Copy each line below in which the word "Layer" occurs.
[START OF SUPPLIED INFORMATION]
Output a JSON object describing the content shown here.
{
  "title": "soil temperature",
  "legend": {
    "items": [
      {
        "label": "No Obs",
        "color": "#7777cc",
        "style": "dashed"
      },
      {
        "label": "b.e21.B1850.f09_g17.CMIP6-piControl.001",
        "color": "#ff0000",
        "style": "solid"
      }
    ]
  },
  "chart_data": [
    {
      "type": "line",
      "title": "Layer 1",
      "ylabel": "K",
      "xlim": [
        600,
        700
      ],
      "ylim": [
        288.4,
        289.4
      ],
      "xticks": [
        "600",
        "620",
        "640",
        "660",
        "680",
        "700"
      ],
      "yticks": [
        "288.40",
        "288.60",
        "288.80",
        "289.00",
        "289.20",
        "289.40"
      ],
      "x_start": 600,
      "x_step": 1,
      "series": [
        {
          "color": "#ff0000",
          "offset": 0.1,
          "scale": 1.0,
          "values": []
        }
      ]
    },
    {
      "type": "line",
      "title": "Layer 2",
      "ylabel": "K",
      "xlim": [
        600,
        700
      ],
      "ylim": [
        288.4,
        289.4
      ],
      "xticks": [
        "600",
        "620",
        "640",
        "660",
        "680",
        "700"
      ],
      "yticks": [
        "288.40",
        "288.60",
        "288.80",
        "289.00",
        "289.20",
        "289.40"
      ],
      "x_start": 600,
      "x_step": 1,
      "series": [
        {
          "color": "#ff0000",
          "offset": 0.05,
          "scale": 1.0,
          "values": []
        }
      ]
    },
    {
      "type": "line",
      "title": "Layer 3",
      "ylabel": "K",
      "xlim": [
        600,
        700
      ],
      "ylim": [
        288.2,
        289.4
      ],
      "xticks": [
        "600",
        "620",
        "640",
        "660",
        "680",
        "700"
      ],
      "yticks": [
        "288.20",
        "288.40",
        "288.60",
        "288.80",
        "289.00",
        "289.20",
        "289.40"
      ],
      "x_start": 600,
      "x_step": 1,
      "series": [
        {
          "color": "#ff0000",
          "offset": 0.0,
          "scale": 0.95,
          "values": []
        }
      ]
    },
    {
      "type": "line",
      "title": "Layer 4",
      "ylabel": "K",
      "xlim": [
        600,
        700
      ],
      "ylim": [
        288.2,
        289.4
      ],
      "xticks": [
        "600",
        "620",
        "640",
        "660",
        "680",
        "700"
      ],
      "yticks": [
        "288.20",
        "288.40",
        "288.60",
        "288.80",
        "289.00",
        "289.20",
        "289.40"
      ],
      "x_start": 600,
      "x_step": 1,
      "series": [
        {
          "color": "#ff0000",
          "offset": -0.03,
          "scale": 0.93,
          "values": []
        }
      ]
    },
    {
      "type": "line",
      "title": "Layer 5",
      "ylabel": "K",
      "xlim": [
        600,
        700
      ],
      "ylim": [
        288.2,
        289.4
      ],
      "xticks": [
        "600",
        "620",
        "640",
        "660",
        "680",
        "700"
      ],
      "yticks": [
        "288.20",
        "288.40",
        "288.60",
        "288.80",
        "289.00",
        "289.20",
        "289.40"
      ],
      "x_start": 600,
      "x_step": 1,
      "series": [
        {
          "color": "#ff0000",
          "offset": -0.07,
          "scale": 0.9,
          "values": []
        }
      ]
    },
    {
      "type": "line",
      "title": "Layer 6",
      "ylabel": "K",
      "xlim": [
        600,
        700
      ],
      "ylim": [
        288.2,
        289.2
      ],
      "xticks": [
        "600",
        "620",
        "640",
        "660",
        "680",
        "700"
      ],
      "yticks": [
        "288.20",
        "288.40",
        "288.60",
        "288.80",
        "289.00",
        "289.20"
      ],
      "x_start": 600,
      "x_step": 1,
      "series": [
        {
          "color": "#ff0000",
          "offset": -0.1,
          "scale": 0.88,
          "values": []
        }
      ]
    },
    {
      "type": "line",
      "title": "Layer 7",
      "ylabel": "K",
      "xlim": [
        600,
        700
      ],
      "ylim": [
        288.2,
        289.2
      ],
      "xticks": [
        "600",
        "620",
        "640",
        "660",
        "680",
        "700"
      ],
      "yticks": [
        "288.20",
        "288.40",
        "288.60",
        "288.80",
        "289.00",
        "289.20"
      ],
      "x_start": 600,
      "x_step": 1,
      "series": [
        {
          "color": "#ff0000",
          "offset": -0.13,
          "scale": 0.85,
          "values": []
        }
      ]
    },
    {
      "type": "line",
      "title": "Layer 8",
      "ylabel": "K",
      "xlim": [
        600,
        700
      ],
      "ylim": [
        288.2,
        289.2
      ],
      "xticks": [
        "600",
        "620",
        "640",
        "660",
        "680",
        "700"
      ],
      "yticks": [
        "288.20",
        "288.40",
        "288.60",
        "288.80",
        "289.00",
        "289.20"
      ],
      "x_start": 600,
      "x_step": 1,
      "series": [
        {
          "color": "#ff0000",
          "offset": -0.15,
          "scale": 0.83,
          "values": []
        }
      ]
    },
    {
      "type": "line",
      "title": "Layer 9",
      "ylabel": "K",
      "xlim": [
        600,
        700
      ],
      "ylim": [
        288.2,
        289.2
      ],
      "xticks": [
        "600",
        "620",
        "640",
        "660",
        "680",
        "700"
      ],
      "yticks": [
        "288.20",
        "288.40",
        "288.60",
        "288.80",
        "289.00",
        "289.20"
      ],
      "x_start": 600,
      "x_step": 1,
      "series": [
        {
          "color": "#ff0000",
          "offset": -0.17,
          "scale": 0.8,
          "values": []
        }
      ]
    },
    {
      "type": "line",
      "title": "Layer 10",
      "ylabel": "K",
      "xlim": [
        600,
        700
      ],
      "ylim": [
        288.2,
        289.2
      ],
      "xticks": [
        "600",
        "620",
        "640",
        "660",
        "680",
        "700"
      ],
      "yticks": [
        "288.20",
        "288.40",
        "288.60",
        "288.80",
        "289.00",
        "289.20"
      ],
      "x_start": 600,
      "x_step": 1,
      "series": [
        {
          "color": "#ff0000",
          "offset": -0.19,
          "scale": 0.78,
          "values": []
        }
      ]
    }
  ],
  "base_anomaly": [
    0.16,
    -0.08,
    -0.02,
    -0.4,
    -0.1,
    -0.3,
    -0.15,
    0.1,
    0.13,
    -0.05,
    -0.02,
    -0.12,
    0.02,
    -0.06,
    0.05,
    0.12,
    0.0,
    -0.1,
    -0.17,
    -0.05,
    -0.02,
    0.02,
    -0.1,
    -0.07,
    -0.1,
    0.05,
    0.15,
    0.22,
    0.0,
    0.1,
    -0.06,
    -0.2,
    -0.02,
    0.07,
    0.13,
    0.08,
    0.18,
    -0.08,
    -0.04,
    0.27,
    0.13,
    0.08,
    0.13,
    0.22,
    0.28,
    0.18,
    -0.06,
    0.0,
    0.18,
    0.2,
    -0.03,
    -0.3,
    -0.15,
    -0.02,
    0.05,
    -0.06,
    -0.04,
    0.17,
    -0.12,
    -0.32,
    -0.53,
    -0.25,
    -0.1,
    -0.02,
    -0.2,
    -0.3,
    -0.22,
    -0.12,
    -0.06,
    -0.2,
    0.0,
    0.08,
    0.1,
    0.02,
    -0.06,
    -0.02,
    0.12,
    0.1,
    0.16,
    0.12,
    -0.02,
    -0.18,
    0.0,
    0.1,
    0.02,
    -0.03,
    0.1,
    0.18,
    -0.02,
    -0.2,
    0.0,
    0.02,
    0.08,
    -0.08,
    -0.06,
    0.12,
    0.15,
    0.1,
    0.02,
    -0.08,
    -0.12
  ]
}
[END OF SUPPLIED INFORMATION]
ANSWER IN FULL:
      "title": "Layer 1",
      "title": "Layer 2",
      "title": "Layer 3",
      "title": "Layer 4",
      "title": "Layer 5",
      "title": "Layer 6",
      "title": "Layer 7",
      "title": "Layer 8",
      "title": "Layer 9",
      "title": "Layer 10",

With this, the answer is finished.